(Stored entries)
%%
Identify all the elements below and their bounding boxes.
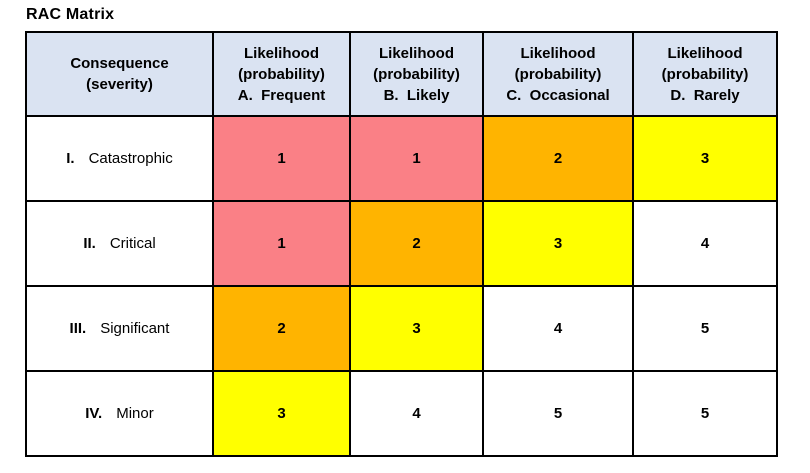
rac-value-cell: 3: [349, 285, 484, 372]
rac-value-cell: 4: [632, 200, 778, 287]
severity-label-cell: I. Catastrophic: [25, 115, 214, 202]
rac-value-cell: 2: [212, 285, 351, 372]
rac-value-cell: 3: [632, 115, 778, 202]
likelihood-header-rarely: Likelihood (probability) D. Rarely: [632, 31, 778, 117]
rac-value-cell: 1: [212, 115, 351, 202]
rac-value-cell: 2: [482, 115, 634, 202]
severity-numeral: III.: [69, 320, 87, 337]
severity-numeral: II.: [83, 235, 96, 252]
page-title: RAC Matrix: [26, 6, 115, 23]
likelihood-header-frequent: Likelihood (probability) A. Frequent: [212, 31, 351, 117]
severity-name: Critical: [109, 235, 156, 252]
severity-label-cell: II. Critical: [25, 200, 214, 287]
rac-value-cell: 1: [349, 115, 484, 202]
severity-label-cell: IV. Minor: [25, 370, 214, 457]
likelihood-header-occasional: Likelihood (probability) C. Occasional: [482, 31, 634, 117]
rac-value-cell: 3: [482, 200, 634, 287]
severity-numeral: I.: [66, 150, 75, 167]
rac-value-cell: 4: [482, 285, 634, 372]
severity-name: Minor: [116, 405, 154, 422]
table-row-minor: IV. Minor 3 4 5 5: [25, 370, 778, 457]
severity-name: Significant: [100, 320, 170, 337]
rac-value-cell: 3: [212, 370, 351, 457]
rac-value-cell: 4: [349, 370, 484, 457]
rac-value-cell: 5: [482, 370, 634, 457]
rac-value-cell: 5: [632, 370, 778, 457]
rac-value-cell: 5: [632, 285, 778, 372]
header-row: Consequence (severity) Likelihood (proba…: [25, 31, 778, 117]
rac-matrix-table: Consequence (severity) Likelihood (proba…: [25, 31, 778, 457]
rac-value-cell: 1: [212, 200, 351, 287]
severity-label-cell: III. Significant: [25, 285, 214, 372]
table-row-significant: III. Significant 2 3 4 5: [25, 285, 778, 372]
severity-numeral: IV.: [85, 405, 103, 422]
likelihood-header-likely: Likelihood (probability) B. Likely: [349, 31, 484, 117]
severity-name: Catastrophic: [88, 150, 173, 167]
rac-value-cell: 2: [349, 200, 484, 287]
table-row-critical: II. Critical 1 2 3 4: [25, 200, 778, 287]
table-row-catastrophic: I. Catastrophic 1 1 2 3: [25, 115, 778, 202]
consequence-header-cell: Consequence (severity): [25, 31, 214, 117]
%%
Instruction → Count the lines in the entries above that contain the string "Consequence". Reply with only the number.

Complete output → 3